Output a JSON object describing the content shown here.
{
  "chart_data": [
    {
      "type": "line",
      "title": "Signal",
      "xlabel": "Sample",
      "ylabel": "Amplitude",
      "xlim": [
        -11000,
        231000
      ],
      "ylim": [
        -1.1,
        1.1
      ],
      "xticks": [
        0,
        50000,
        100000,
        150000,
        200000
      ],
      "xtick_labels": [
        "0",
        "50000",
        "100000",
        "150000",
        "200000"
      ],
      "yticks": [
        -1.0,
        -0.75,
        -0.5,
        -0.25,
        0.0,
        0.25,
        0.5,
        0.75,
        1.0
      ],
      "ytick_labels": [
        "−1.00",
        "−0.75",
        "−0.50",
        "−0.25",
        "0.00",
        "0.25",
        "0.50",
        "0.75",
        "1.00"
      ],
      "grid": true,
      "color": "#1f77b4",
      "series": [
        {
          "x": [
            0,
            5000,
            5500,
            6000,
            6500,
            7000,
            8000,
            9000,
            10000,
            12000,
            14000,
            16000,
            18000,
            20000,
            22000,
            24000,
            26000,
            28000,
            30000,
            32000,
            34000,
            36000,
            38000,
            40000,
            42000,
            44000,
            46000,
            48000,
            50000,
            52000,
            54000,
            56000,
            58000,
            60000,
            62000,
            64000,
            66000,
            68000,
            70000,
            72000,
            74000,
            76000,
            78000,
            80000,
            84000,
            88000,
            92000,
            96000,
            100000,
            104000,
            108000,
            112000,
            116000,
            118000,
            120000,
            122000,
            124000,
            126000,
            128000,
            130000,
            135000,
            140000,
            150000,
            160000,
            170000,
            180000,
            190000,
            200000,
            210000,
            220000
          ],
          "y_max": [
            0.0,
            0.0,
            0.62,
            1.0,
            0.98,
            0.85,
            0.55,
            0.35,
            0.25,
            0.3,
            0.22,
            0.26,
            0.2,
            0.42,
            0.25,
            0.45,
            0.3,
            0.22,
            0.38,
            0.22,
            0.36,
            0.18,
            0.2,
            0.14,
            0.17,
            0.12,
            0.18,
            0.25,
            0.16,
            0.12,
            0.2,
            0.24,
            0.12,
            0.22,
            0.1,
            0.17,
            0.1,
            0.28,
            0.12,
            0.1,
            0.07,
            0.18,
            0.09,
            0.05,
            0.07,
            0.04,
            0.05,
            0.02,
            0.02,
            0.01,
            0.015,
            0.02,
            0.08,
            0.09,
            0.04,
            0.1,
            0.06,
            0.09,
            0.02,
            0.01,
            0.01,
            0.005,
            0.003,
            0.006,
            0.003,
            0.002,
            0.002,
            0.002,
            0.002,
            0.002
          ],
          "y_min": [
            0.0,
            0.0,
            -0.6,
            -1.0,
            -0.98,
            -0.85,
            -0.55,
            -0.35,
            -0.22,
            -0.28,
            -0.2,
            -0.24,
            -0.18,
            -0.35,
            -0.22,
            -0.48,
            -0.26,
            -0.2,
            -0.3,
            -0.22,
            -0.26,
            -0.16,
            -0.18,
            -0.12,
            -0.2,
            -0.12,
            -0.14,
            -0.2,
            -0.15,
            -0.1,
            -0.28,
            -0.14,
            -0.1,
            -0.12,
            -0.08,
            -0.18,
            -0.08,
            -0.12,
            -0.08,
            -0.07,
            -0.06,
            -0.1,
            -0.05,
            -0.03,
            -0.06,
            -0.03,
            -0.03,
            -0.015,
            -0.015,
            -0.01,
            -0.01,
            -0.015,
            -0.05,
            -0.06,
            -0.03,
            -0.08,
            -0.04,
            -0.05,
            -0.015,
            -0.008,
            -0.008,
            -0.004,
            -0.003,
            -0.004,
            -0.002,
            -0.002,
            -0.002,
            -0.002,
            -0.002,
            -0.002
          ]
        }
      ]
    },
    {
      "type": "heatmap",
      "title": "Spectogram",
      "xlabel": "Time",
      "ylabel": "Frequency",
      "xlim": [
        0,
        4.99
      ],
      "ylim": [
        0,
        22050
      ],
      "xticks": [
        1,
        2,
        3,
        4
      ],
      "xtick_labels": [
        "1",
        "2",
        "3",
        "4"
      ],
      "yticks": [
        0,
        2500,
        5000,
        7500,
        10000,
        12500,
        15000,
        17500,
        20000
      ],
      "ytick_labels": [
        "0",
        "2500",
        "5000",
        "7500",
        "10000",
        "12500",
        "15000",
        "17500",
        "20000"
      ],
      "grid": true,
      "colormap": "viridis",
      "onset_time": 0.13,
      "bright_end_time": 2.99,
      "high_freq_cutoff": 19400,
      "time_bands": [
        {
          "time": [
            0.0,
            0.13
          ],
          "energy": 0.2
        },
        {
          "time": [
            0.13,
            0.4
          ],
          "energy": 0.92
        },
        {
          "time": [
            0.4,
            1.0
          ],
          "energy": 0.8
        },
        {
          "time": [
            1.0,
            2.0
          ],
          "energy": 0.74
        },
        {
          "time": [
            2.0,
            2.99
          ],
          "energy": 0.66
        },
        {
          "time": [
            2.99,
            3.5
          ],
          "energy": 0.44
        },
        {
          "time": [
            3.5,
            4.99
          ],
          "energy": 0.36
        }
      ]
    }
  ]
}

### Set problem
Say how many lines in the records hold "energy", with the number as the whole reply.

### Full answer
7